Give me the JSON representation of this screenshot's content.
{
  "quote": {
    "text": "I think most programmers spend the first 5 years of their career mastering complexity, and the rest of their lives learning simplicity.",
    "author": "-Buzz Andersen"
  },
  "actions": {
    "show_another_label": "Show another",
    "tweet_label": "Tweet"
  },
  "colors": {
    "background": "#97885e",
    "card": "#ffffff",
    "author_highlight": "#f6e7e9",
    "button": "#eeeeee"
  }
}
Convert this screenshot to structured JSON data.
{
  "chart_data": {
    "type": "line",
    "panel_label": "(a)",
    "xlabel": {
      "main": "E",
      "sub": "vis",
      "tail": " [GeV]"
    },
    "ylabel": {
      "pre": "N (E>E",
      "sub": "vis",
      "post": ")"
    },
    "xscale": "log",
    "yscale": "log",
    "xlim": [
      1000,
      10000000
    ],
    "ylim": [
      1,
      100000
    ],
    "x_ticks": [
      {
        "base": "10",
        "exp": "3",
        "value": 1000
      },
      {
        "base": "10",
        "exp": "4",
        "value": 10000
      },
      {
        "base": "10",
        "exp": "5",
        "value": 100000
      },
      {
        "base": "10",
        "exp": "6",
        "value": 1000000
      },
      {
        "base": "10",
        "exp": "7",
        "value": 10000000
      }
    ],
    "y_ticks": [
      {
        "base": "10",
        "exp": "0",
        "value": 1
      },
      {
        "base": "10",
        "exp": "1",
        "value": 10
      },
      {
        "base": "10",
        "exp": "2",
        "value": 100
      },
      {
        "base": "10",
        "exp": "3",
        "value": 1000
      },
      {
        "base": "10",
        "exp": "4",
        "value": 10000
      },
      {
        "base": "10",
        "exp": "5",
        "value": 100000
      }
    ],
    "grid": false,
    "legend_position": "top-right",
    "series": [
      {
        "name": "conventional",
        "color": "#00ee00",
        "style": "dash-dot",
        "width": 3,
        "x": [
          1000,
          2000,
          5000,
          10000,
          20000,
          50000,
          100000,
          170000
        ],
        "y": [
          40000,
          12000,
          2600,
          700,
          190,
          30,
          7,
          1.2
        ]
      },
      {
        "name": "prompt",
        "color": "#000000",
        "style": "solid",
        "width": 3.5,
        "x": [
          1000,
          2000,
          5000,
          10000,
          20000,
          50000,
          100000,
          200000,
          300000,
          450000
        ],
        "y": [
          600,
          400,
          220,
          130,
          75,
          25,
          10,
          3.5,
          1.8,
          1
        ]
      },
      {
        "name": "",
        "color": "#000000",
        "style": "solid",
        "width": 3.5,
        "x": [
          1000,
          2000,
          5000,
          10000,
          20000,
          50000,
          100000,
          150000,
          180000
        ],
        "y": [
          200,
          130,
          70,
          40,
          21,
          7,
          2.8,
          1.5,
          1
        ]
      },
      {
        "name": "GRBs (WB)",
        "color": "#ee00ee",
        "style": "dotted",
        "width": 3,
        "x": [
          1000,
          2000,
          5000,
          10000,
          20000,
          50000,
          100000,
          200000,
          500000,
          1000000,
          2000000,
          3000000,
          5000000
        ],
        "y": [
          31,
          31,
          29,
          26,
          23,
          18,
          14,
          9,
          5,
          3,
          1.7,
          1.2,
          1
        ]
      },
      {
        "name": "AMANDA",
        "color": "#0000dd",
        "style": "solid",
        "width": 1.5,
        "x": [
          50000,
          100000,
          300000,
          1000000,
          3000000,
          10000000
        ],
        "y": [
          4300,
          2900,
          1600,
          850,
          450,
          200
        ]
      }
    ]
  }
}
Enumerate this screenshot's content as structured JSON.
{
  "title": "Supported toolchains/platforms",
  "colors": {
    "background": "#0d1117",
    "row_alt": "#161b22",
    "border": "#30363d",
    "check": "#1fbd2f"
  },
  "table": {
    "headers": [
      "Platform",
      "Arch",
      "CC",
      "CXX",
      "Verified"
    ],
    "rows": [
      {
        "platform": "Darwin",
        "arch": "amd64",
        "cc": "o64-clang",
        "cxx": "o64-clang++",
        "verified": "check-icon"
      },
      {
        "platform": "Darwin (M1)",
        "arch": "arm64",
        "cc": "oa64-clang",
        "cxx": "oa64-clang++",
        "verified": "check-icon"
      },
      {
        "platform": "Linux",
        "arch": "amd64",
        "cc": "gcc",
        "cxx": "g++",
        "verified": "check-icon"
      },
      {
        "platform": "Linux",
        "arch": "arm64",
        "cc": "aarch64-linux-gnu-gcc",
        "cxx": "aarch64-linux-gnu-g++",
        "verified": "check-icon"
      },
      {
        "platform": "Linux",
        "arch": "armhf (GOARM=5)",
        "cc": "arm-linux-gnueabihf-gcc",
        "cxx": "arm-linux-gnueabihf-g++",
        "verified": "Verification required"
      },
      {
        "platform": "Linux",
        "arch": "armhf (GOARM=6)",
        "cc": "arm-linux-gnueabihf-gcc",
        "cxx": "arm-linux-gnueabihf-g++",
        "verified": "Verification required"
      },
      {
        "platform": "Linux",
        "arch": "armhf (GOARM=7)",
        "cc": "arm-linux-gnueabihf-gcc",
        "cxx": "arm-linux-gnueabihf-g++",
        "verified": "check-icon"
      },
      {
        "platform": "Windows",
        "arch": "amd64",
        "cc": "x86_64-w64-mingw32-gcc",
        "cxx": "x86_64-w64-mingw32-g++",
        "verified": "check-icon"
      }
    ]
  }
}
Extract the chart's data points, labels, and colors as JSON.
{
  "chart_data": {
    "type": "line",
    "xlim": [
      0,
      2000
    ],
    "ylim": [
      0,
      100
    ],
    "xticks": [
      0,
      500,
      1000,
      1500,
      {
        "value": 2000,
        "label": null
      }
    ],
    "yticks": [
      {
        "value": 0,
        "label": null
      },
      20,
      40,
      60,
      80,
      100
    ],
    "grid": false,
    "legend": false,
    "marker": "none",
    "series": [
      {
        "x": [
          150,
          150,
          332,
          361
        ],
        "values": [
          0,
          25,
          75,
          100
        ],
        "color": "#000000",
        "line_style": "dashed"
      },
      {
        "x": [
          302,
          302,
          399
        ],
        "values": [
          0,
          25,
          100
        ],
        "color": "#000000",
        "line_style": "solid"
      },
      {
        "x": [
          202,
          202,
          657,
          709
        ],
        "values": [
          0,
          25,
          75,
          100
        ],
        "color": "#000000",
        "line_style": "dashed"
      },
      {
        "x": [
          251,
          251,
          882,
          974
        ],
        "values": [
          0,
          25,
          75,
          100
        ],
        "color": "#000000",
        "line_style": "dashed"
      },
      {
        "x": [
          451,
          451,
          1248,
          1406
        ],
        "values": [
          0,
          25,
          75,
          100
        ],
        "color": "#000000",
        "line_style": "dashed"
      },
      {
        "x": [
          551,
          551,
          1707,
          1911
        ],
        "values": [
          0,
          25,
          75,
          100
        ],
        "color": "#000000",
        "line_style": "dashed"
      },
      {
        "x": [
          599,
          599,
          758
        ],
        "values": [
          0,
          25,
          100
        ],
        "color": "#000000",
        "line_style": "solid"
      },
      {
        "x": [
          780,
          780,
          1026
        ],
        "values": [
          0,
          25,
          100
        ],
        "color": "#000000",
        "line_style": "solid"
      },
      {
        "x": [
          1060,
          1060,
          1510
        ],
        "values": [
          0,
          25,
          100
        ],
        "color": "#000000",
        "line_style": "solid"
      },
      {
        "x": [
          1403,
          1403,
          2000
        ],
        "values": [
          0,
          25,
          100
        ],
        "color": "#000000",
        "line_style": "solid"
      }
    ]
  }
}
---+---
Extract, from the material above, each line holding the word "GOARM".

TASK OUTPUT.
        "arch": "armhf (GOARM=5)",
        "arch": "armhf (GOARM=6)",
        "arch": "armhf (GOARM=7)",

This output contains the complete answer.